:: GIVEN INSTRUCTION ::
Say how many lines in the data below contain the word "côtés", and give no other text.

:: DATA TO PROCESS ::
◆ ◆ ◆

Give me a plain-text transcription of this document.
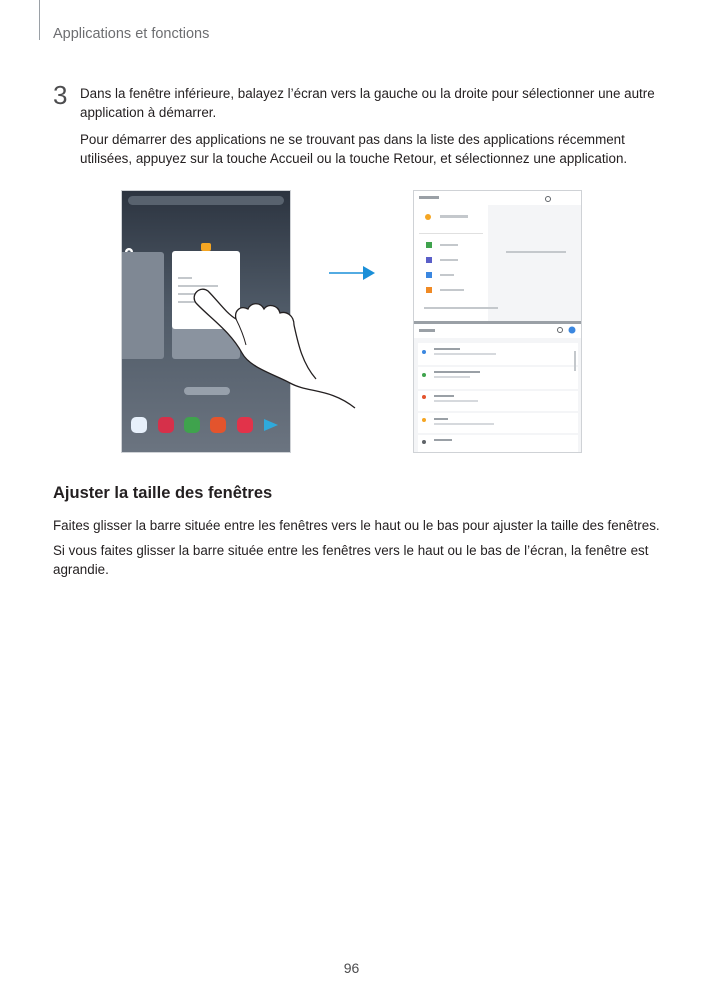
Applications et fonctions
3 Dans la fenêtre inférieure, balayez l’écran vers la gauche ou la droite pour sélectionner une autre application à démarrer.
Pour démarrer des applications ne se trouvant pas dans la liste des applications récemment utilisées, appuyez sur la touche Accueil ou la touche Retour, et sélectionnez une application.
Ajuster la taille des fenêtres
Faites glisser la barre située entre les fenêtres vers le haut ou le bas pour ajuster la taille des fenêtres.
Si vous faites glisser la barre située entre les fenêtres vers le haut ou le bas de l’écran, la fenêtre est agrandie.
96
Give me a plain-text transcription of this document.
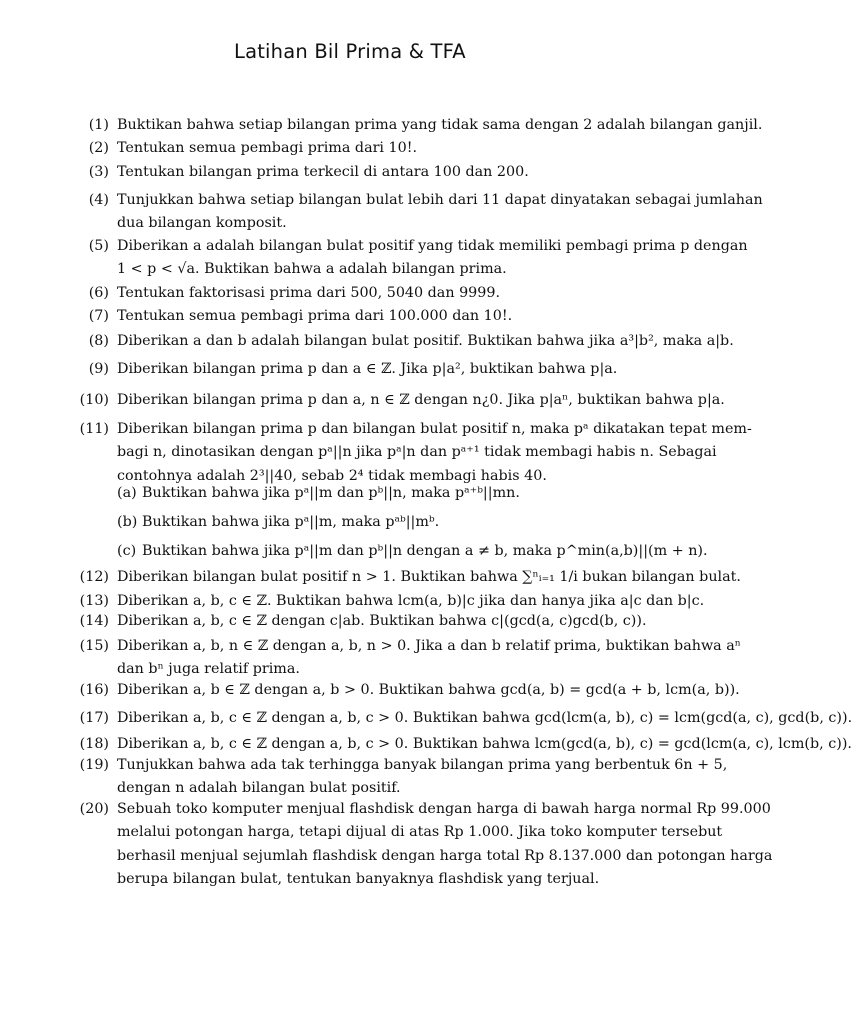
Latihan Bil Prima & TFA
(1) Buktikan bahwa setiap bilangan prima yang tidak sama dengan 2 adalah bilangan ganjil.
(2) Tentukan semua pembagi prima dari 10!.
(3) Tentukan bilangan prima terkecil di antara 100 dan 200.
(4) Tunjukkan bahwa setiap bilangan bulat lebih dari 11 dapat dinyatakan sebagai jumlahan
dua bilangan komposit.
(5) Diberikan a adalah bilangan bulat positif yang tidak memiliki pembagi prima p dengan
1 < p < √a. Buktikan bahwa a adalah bilangan prima.
(6) Tentukan faktorisasi prima dari 500, 5040 dan 9999.
(7) Tentukan semua pembagi prima dari 100.000 dan 10!.
(8) Diberikan a dan b adalah bilangan bulat positif. Buktikan bahwa jika a³|b², maka a|b.
(9) Diberikan bilangan prima p dan a ∈ ℤ. Jika p|a², buktikan bahwa p|a.
(10) Diberikan bilangan prima p dan a, n ∈ ℤ dengan n¿0. Jika p|aⁿ, buktikan bahwa p|a.
(11) Diberikan bilangan prima p dan bilangan bulat positif n, maka pᵃ dikatakan tepat mem-
bagi n, dinotasikan dengan pᵃ||n jika pᵃ|n dan pᵃ⁺¹ tidak membagi habis n. Sebagai
contohnya adalah 2³||40, sebab 2⁴ tidak membagi habis 40.
(a) Buktikan bahwa jika pᵃ||m dan pᵇ||n, maka pᵃ⁺ᵇ||mn.
(b) Buktikan bahwa jika pᵃ||m, maka pᵃᵇ||mᵇ.
(c) Buktikan bahwa jika pᵃ||m dan pᵇ||n dengan a ≠ b, maka p^min(a,b)||(m + n).
(12) Diberikan bilangan bulat positif n > 1. Buktikan bahwa ∑ⁿᵢ₌₁ 1/i bukan bilangan bulat.
(13) Diberikan a, b, c ∈ ℤ. Buktikan bahwa lcm(a, b)|c jika dan hanya jika a|c dan b|c.
(14) Diberikan a, b, c ∈ ℤ dengan c|ab. Buktikan bahwa c|(gcd(a, c)gcd(b, c)).
(15) Diberikan a, b, n ∈ ℤ dengan a, b, n > 0. Jika a dan b relatif prima, buktikan bahwa aⁿ
dan bⁿ juga relatif prima.
(16) Diberikan a, b ∈ ℤ dengan a, b > 0. Buktikan bahwa gcd(a, b) = gcd(a + b, lcm(a, b)).
(17) Diberikan a, b, c ∈ ℤ dengan a, b, c > 0. Buktikan bahwa gcd(lcm(a, b), c) = lcm(gcd(a, c), gcd(b, c)).
(18) Diberikan a, b, c ∈ ℤ dengan a, b, c > 0. Buktikan bahwa lcm(gcd(a, b), c) = gcd(lcm(a, c), lcm(b, c)).
(19) Tunjukkan bahwa ada tak terhingga banyak bilangan prima yang berbentuk 6n + 5,
dengan n adalah bilangan bulat positif.
(20) Sebuah toko komputer menjual flashdisk dengan harga di bawah harga normal Rp 99.000
melalui potongan harga, tetapi dijual di atas Rp 1.000. Jika toko komputer tersebut
berhasil menjual sejumlah flashdisk dengan harga total Rp 8.137.000 dan potongan harga
berupa bilangan bulat, tentukan banyaknya flashdisk yang terjual.
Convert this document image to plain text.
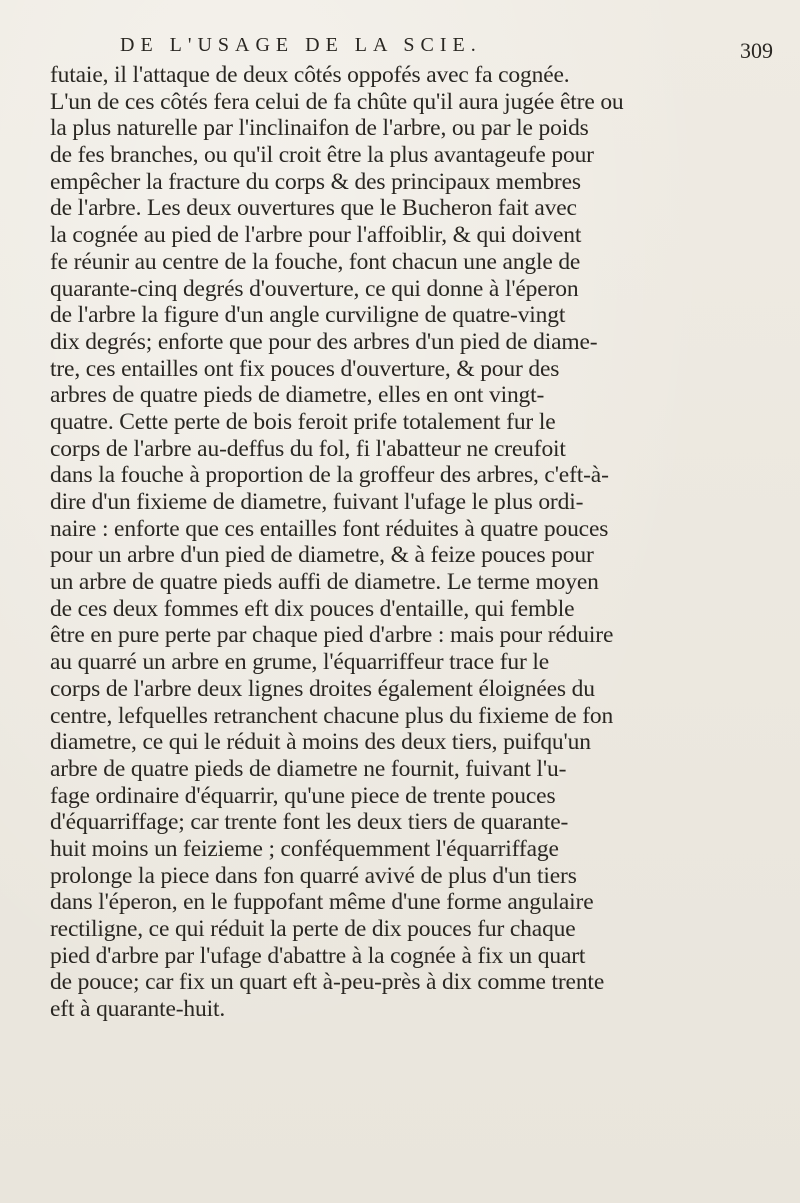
DE L'USAGE DE LA SCIE.	309
futaie, il l'attaque de deux côtés oppofés avec fa cognée.
L'un de ces côtés fera celui de fa chûte qu'il aura jugée être ou
la plus naturelle par l'inclinaifon de l'arbre, ou par le poids
de fes branches, ou qu'il croit être la plus avantageufe pour
empêcher la fracture du corps & des principaux membres
de l'arbre. Les deux ouvertures que le Bucheron fait avec
la cognée au pied de l'arbre pour l'affoiblir, & qui doivent
fe réunir au centre de la fouche, font chacun une angle de
quarante-cinq degrés d'ouverture, ce qui donne à l'éperon
de l'arbre la figure d'un angle curviligne de quatre-vingt
dix degrés; enforte que pour des arbres d'un pied de diame-
tre, ces entailles ont fix pouces d'ouverture, & pour des
arbres de quatre pieds de diametre, elles en ont vingt-
quatre. Cette perte de bois feroit prife totalement fur le
corps de l'arbre au-deffus du fol, fi l'abatteur ne creufoit
dans la fouche à proportion de la groffeur des arbres, c'eft-à-
dire d'un fixieme de diametre, fuivant l'ufage le plus ordi-
naire : enforte que ces entailles font réduites à quatre pouces
pour un arbre d'un pied de diametre, & à feize pouces pour
un arbre de quatre pieds auffi de diametre. Le terme moyen
de ces deux fommes eft dix pouces d'entaille, qui femble
être en pure perte par chaque pied d'arbre : mais pour réduire
au quarré un arbre en grume, l'équarriffeur trace fur le
corps de l'arbre deux lignes droites également éloignées du
centre, lefquelles retranchent chacune plus du fixieme de fon
diametre, ce qui le réduit à moins des deux tiers, puifqu'un
arbre de quatre pieds de diametre ne fournit, fuivant l'u-
fage ordinaire d'équarrir, qu'une piece de trente pouces
d'équarriffage; car trente font les deux tiers de quarante-
huit moins un feizieme ; conféquemment l'équarriffage
prolonge la piece dans fon quarré avivé de plus d'un tiers
dans l'éperon, en le fuppofant même d'une forme angulaire
rectiligne, ce qui réduit la perte de dix pouces fur chaque
pied d'arbre par l'ufage d'abattre à la cognée à fix un quart
de pouce; car fix un quart eft à-peu-près à dix comme trente
eft à quarante-huit.
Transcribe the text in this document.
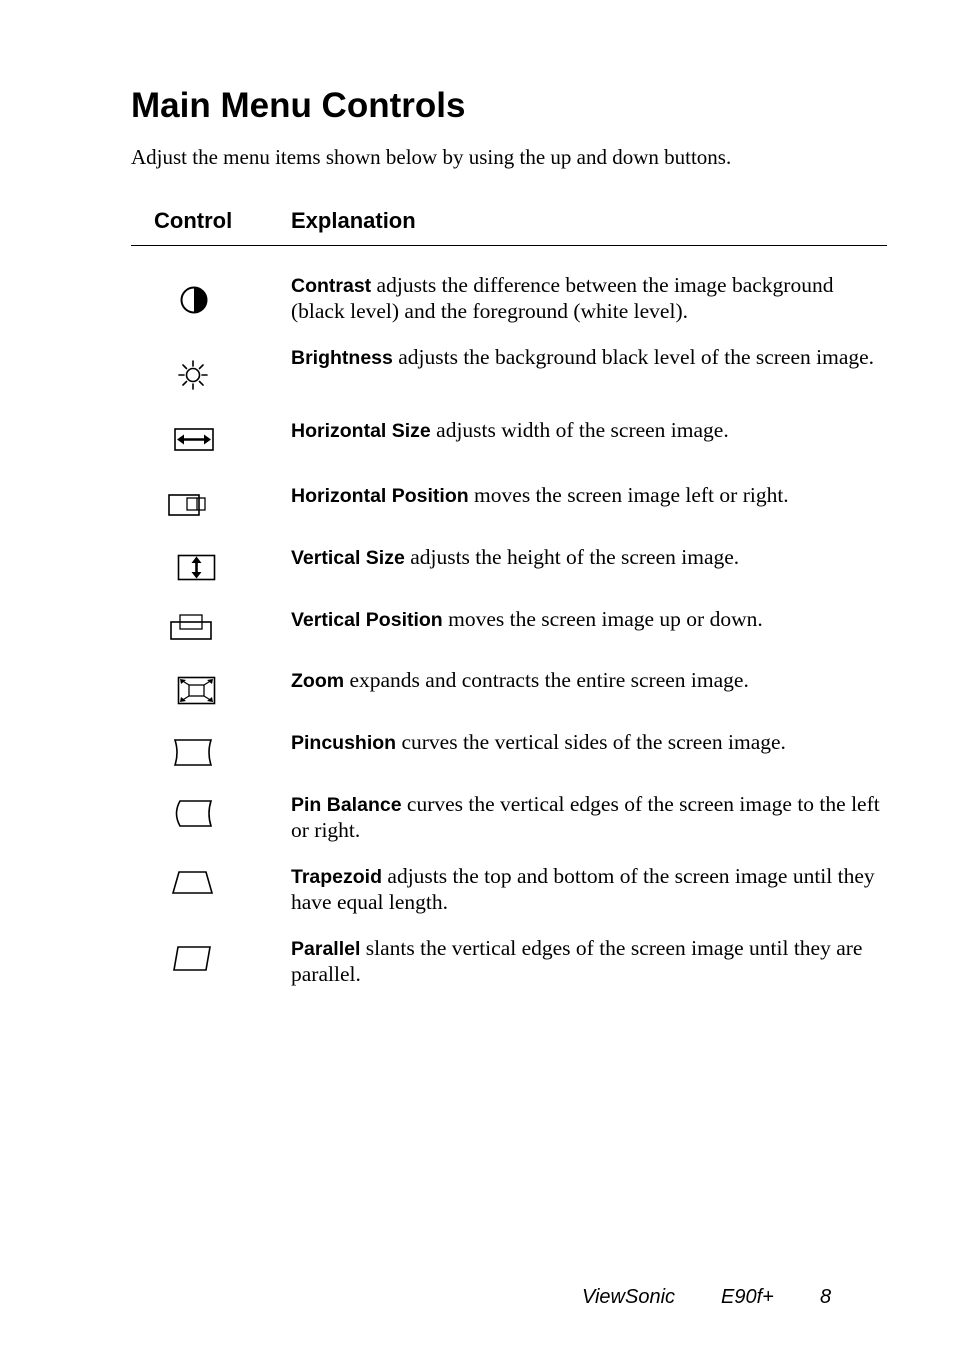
Main Menu Controls

Adjust the menu items shown below by using the up and down buttons.

Control	Explanation

Contrast adjusts the difference between the image background (black level) and the foreground (white level).

Brightness adjusts the background black level of the screen image.

Horizontal Size adjusts width of the screen image.

Horizontal Position moves the screen image left or right.

Vertical Size adjusts the height of the screen image.

Vertical Position moves the screen image up or down.

Zoom expands and contracts the entire screen image.

Pincushion curves the vertical sides of the screen image.

Pin Balance curves the vertical edges of the screen image to the left or right.

Trapezoid adjusts the top and bottom of the screen image until they have equal length.

Parallel slants the vertical edges of the screen image until they are parallel.

ViewSonic E90f+ 8
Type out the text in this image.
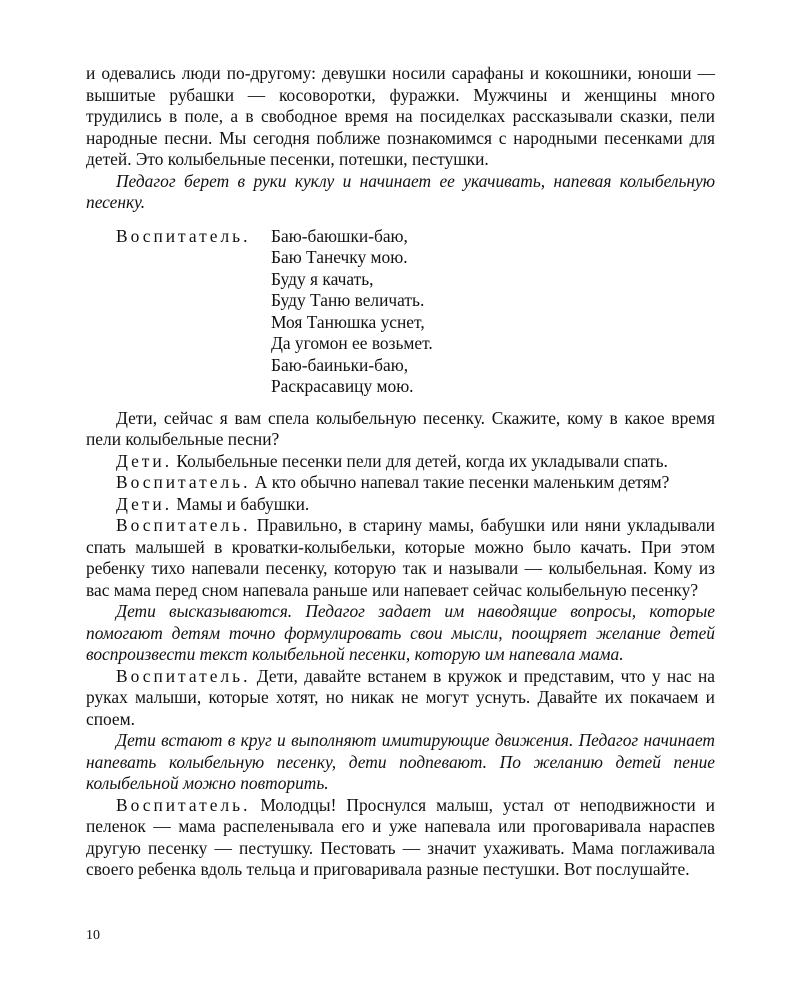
и одевались люди по-другому: девушки носили сарафаны и кокошники, юноши — вышитые рубашки — косоворотки, фуражки. Мужчины и женщины много трудились в поле, а в свободное время на посиделках рассказывали сказки, пели народные песни. Мы сегодня поближе познакомимся с народными песенками для детей. Это колыбельные песенки, потешки, пестушки.

Педагог берет в руки куклу и начинает ее укачивать, напевая колыбельную песенку.

Воспитатель.	Баю-баюшки-баю,
Баю Танечку мою.
Буду я качать,
Буду Таню величать.
Моя Танюшка уснет,
Да угомон ее возьмет.
Баю-баиньки-баю,
Раскрасавицу мою.

Дети, сейчас я вам спела колыбельную песенку. Скажите, кому в какое время пели колыбельные песни?

Дети. Колыбельные песенки пели для детей, когда их укладывали спать.

Воспитатель. А кто обычно напевал такие песенки маленьким детям?

Дети. Мамы и бабушки.

Воспитатель. Правильно, в старину мамы, бабушки или няни укладывали спать малышей в кроватки-колыбельки, которые можно было качать. При этом ребенку тихо напевали песенку, которую так и называли — колыбельная. Кому из вас мама перед сном напевала раньше или напевает сейчас колыбельную песенку?

Дети высказываются. Педагог задает им наводящие вопросы, которые помогают детям точно формулировать свои мысли, поощряет желание детей воспроизвести текст колыбельной песенки, которую им напевала мама.

Воспитатель. Дети, давайте встанем в кружок и представим, что у нас на руках малыши, которые хотят, но никак не могут уснуть. Давайте их покачаем и споем.

Дети встают в круг и выполняют имитирующие движения. Педагог начинает напевать колыбельную песенку, дети подпевают. По желанию детей пение колыбельной можно повторить.

Воспитатель. Молодцы! Проснулся малыш, устал от неподвижности и пеленок — мама распеленывала его и уже напевала или проговаривала нараспев другую песенку — пестушку. Пестовать — значит ухаживать. Мама поглаживала своего ребенка вдоль тельца и приговаривала разные пестушки. Вот послушайте.

10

◆ ◆ ◆

:: COMPLETE OUTPUT ::
2